-- START OF Available records --

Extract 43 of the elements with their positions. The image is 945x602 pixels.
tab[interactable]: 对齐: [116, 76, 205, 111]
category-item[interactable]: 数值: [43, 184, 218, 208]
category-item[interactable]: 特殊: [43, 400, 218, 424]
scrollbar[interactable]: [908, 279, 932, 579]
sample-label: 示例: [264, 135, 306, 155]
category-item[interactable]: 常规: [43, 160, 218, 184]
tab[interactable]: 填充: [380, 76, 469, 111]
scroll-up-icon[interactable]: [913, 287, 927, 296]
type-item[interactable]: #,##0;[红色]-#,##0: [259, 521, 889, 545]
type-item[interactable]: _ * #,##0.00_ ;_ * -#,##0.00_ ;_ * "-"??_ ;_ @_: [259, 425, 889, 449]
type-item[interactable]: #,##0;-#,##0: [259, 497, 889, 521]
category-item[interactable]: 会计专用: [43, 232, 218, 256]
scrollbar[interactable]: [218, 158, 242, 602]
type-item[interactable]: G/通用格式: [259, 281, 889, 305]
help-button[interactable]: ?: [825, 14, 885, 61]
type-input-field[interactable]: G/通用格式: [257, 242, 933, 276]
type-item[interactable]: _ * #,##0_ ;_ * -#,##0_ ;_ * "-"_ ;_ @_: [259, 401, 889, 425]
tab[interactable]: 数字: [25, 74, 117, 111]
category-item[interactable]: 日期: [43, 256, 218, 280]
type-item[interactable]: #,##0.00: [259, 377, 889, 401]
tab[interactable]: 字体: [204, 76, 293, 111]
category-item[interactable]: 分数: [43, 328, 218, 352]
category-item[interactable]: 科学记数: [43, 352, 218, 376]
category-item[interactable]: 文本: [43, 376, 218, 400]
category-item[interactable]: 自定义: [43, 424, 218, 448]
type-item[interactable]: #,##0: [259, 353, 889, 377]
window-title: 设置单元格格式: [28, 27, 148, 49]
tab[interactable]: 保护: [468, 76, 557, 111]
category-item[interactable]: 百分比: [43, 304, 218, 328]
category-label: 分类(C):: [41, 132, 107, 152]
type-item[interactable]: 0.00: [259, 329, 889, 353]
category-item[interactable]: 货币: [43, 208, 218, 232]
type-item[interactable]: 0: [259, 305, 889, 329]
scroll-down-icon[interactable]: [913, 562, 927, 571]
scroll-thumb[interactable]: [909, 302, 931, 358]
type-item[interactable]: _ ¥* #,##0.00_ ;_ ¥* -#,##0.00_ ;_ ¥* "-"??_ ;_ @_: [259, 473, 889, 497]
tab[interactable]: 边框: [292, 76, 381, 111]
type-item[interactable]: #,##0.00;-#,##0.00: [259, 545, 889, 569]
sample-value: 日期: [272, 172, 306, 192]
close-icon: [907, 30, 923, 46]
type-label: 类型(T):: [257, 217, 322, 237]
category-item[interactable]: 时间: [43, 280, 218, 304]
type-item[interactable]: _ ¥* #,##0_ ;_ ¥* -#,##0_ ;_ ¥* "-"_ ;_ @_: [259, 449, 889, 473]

-- END OF Available records --

Copy the rows without any changes, beginning with the first line and ending with the line that contains "help-button[interactable]: ?: [825, 14, 885, 61]", including both of those lines.

**The completed task:**
Extract 43 of the elements with their positions. The image is 945x602 pixels.
tab[interactable]: 对齐: [116, 76, 205, 111]
category-item[interactable]: 数值: [43, 184, 218, 208]
category-item[interactable]: 特殊: [43, 400, 218, 424]
scrollbar[interactable]: [908, 279, 932, 579]
sample-label: 示例: [264, 135, 306, 155]
category-item[interactable]: 常规: [43, 160, 218, 184]
tab[interactable]: 填充: [380, 76, 469, 111]
scroll-up-icon[interactable]: [913, 287, 927, 296]
type-item[interactable]: #,##0;[红色]-#,##0: [259, 521, 889, 545]
type-item[interactable]: _ * #,##0.00_ ;_ * -#,##0.00_ ;_ * "-"??_ ;_ @_: [259, 425, 889, 449]
type-item[interactable]: #,##0;-#,##0: [259, 497, 889, 521]
category-item[interactable]: 会计专用: [43, 232, 218, 256]
scrollbar[interactable]: [218, 158, 242, 602]
type-item[interactable]: G/通用格式: [259, 281, 889, 305]
help-button[interactable]: ?: [825, 14, 885, 61]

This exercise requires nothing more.